→ **Material to process**
-- -- --
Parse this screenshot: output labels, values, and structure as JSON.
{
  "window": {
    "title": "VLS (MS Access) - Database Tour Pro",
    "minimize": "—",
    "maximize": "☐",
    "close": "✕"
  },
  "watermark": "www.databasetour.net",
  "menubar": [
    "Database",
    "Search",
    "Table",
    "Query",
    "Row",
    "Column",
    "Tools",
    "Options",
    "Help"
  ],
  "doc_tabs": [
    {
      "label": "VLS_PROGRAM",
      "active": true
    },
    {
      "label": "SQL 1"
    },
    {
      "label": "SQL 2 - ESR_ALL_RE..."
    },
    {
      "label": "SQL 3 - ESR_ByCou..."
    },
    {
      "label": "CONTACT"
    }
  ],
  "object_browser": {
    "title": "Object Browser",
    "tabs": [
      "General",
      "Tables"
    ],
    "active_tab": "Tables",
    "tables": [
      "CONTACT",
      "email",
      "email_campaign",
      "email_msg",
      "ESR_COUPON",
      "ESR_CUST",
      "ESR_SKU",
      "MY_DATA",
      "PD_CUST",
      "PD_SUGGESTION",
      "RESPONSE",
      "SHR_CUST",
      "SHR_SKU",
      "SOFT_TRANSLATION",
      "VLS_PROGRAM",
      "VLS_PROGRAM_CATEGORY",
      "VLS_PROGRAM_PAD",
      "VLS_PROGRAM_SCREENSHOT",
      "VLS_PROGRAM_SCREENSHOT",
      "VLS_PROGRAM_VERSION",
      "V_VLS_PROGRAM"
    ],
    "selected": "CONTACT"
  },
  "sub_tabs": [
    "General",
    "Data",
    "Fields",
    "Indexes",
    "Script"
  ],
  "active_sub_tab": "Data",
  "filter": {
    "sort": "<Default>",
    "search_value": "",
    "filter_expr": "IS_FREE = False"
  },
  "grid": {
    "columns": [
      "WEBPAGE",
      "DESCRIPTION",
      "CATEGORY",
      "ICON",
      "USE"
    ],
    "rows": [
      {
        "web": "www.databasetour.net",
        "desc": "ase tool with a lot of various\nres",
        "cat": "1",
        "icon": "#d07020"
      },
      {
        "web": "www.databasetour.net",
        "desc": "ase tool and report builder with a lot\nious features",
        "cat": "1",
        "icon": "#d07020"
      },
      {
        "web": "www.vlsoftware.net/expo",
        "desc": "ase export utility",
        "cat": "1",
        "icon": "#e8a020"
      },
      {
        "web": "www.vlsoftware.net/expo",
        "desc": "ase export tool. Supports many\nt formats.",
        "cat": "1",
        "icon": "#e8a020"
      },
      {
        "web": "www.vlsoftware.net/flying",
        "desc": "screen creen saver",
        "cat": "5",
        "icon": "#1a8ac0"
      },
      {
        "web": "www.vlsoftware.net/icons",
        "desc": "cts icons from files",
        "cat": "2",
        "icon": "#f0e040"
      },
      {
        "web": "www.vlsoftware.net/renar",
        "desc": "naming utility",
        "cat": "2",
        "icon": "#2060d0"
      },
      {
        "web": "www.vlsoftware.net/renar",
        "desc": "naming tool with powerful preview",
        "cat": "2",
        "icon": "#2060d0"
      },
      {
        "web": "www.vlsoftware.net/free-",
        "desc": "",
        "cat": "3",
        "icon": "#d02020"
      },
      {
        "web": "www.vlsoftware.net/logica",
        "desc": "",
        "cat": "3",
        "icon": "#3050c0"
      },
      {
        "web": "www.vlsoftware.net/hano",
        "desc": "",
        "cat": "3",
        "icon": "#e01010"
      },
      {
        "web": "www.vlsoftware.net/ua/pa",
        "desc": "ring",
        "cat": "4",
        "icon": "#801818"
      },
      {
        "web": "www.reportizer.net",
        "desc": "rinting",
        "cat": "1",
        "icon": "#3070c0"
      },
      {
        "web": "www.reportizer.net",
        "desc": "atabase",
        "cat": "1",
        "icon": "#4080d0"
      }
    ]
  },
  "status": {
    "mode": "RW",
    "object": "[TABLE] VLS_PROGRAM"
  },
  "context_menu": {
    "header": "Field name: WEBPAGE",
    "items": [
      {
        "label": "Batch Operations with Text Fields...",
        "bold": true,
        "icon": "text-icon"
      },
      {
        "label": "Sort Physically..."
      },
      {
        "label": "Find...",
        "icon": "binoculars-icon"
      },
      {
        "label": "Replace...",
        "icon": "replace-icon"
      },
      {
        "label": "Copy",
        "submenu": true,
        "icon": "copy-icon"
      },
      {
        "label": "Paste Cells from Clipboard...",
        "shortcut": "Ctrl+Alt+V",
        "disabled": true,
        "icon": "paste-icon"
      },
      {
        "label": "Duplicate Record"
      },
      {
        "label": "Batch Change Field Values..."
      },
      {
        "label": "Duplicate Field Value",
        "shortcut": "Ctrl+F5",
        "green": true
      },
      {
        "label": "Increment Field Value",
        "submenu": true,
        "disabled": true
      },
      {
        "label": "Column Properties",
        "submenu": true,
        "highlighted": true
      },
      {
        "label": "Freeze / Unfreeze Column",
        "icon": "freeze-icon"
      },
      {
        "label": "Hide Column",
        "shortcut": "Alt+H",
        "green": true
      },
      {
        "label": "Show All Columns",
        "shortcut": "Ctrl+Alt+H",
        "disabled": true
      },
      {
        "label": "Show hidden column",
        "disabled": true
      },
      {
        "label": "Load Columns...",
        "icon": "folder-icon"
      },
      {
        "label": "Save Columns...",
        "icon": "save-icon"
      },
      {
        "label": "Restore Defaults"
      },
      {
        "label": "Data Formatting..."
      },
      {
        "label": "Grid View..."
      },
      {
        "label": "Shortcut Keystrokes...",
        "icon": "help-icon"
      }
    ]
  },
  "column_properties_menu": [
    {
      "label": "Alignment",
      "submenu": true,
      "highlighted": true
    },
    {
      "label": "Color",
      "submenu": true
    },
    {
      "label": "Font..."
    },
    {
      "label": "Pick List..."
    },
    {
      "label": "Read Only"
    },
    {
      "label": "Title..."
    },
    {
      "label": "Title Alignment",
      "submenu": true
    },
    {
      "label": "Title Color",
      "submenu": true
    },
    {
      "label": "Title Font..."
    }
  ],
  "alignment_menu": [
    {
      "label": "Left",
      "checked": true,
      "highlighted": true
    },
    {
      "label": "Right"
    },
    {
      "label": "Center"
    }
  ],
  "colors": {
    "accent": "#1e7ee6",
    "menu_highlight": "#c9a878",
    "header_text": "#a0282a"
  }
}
-- -- --
→ **Required action**
Return the whole of the data, character for character.

→ **Solution for this problem**
Parse this screenshot: output labels, values, and structure as JSON.
{
  "window": {
    "title": "VLS (MS Access) - Database Tour Pro",
    "minimize": "—",
    "maximize": "☐",
    "close": "✕"
  },
  "watermark": "www.databasetour.net",
  "menubar": [
    "Database",
    "Search",
    "Table",
    "Query",
    "Row",
    "Column",
    "Tools",
    "Options",
    "Help"
  ],
  "doc_tabs": [
    {
      "label": "VLS_PROGRAM",
      "active": true
    },
    {
      "label": "SQL 1"
    },
    {
      "label": "SQL 2 - ESR_ALL_RE..."
    },
    {
      "label": "SQL 3 - ESR_ByCou..."
    },
    {
      "label": "CONTACT"
    }
  ],
  "object_browser": {
    "title": "Object Browser",
    "tabs": [
      "General",
      "Tables"
    ],
    "active_tab": "Tables",
    "tables": [
      "CONTACT",
      "email",
      "email_campaign",
      "email_msg",
      "ESR_COUPON",
      "ESR_CUST",
      "ESR_SKU",
      "MY_DATA",
      "PD_CUST",
      "PD_SUGGESTION",
      "RESPONSE",
      "SHR_CUST",
      "SHR_SKU",
      "SOFT_TRANSLATION",
      "VLS_PROGRAM",
      "VLS_PROGRAM_CATEGORY",
      "VLS_PROGRAM_PAD",
      "VLS_PROGRAM_SCREENSHOT",
      "VLS_PROGRAM_SCREENSHOT",
      "VLS_PROGRAM_VERSION",
      "V_VLS_PROGRAM"
    ],
    "selected": "CONTACT"
  },
  "sub_tabs": [
    "General",
    "Data",
    "Fields",
    "Indexes",
    "Script"
  ],
  "active_sub_tab": "Data",
  "filter": {
    "sort": "<Default>",
    "search_value": "",
    "filter_expr": "IS_FREE = False"
  },
  "grid": {
    "columns": [
      "WEBPAGE",
      "DESCRIPTION",
      "CATEGORY",
      "ICON",
      "USE"
    ],
    "rows": [
      {
        "web": "www.databasetour.net",
        "desc": "ase tool with a lot of various\nres",
        "cat": "1",
        "icon": "#d07020"
      },
      {
        "web": "www.databasetour.net",
        "desc": "ase tool and report builder with a lot\nious features",
        "cat": "1",
        "icon": "#d07020"
      },
      {
        "web": "www.vlsoftware.net/expo",
        "desc": "ase export utility",
        "cat": "1",
        "icon": "#e8a020"
      },
      {
        "web": "www.vlsoftware.net/expo",
        "desc": "ase export tool. Supports many\nt formats.",
        "cat": "1",
        "icon": "#e8a020"
      },
      {
        "web": "www.vlsoftware.net/flying",
        "desc": "screen creen saver",
        "cat": "5",
        "icon": "#1a8ac0"
      },
      {
        "web": "www.vlsoftware.net/icons",
        "desc": "cts icons from files",
        "cat": "2",
        "icon": "#f0e040"
      },
      {
        "web": "www.vlsoftware.net/renar",
        "desc": "naming utility",
        "cat": "2",
        "icon": "#2060d0"
      },
      {
        "web": "www.vlsoftware.net/renar",
        "desc": "naming tool with powerful preview",
        "cat": "2",
        "icon": "#2060d0"
      },
      {
        "web": "www.vlsoftware.net/free-",
        "desc": "",
        "cat": "3",
        "icon": "#d02020"
      },
      {
        "web": "www.vlsoftware.net/logica",
        "desc": "",
        "cat": "3",
        "icon": "#3050c0"
      },
      {
        "web": "www.vlsoftware.net/hano",
        "desc": "",
        "cat": "3",
        "icon": "#e01010"
      },
      {
        "web": "www.vlsoftware.net/ua/pa",
        "desc": "ring",
        "cat": "4",
        "icon": "#801818"
      },
      {
        "web": "www.reportizer.net",
        "desc": "rinting",
        "cat": "1",
        "icon": "#3070c0"
      },
      {
        "web": "www.reportizer.net",
        "desc": "atabase",
        "cat": "1",
        "icon": "#4080d0"
      }
    ]
  },
  "status": {
    "mode": "RW",
    "object": "[TABLE] VLS_PROGRAM"
  },
  "context_menu": {
    "header": "Field name: WEBPAGE",
    "items": [
      {
        "label": "Batch Operations with Text Fields...",
        "bold": true,
        "icon": "text-icon"
      },
      {
        "label": "Sort Physically..."
      },
      {
        "label": "Find...",
        "icon": "binoculars-icon"
      },
      {
        "label": "Replace...",
        "icon": "replace-icon"
      },
      {
        "label": "Copy",
        "submenu": true,
        "icon": "copy-icon"
      },
      {
        "label": "Paste Cells from Clipboard...",
        "shortcut": "Ctrl+Alt+V",
        "disabled": true,
        "icon": "paste-icon"
      },
      {
        "label": "Duplicate Record"
      },
      {
        "label": "Batch Change Field Values..."
      },
      {
        "label": "Duplicate Field Value",
        "shortcut": "Ctrl+F5",
        "green": true
      },
      {
        "label": "Increment Field Value",
        "submenu": true,
        "disabled": true
      },
      {
        "label": "Column Properties",
        "submenu": true,
        "highlighted": true
      },
      {
        "label": "Freeze / Unfreeze Column",
        "icon": "freeze-icon"
      },
      {
        "label": "Hide Column",
        "shortcut": "Alt+H",
        "green": true
      },
      {
        "label": "Show All Columns",
        "shortcut": "Ctrl+Alt+H",
        "disabled": true
      },
      {
        "label": "Show hidden column",
        "disabled": true
      },
      {
        "label": "Load Columns...",
        "icon": "folder-icon"
      },
      {
        "label": "Save Columns...",
        "icon": "save-icon"
      },
      {
        "label": "Restore Defaults"
      },
      {
        "label": "Data Formatting..."
      },
      {
        "label": "Grid View..."
      },
      {
        "label": "Shortcut Keystrokes...",
        "icon": "help-icon"
      }
    ]
  },
  "column_properties_menu": [
    {
      "label": "Alignment",
      "submenu": true,
      "highlighted": true
    },
    {
      "label": "Color",
      "submenu": true
    },
    {
      "label": "Font..."
    },
    {
      "label": "Pick List..."
    },
    {
      "label": "Read Only"
    },
    {
      "label": "Title..."
    },
    {
      "label": "Title Alignment",
      "submenu": true
    },
    {
      "label": "Title Color",
      "submenu": true
    },
    {
      "label": "Title Font..."
    }
  ],
  "alignment_menu": [
    {
      "label": "Left",
      "checked": true,
      "highlighted": true
    },
    {
      "label": "Right"
    },
    {
      "label": "Center"
    }
  ],
  "colors": {
    "accent": "#1e7ee6",
    "menu_highlight": "#c9a878",
    "header_text": "#a0282a"
  }
}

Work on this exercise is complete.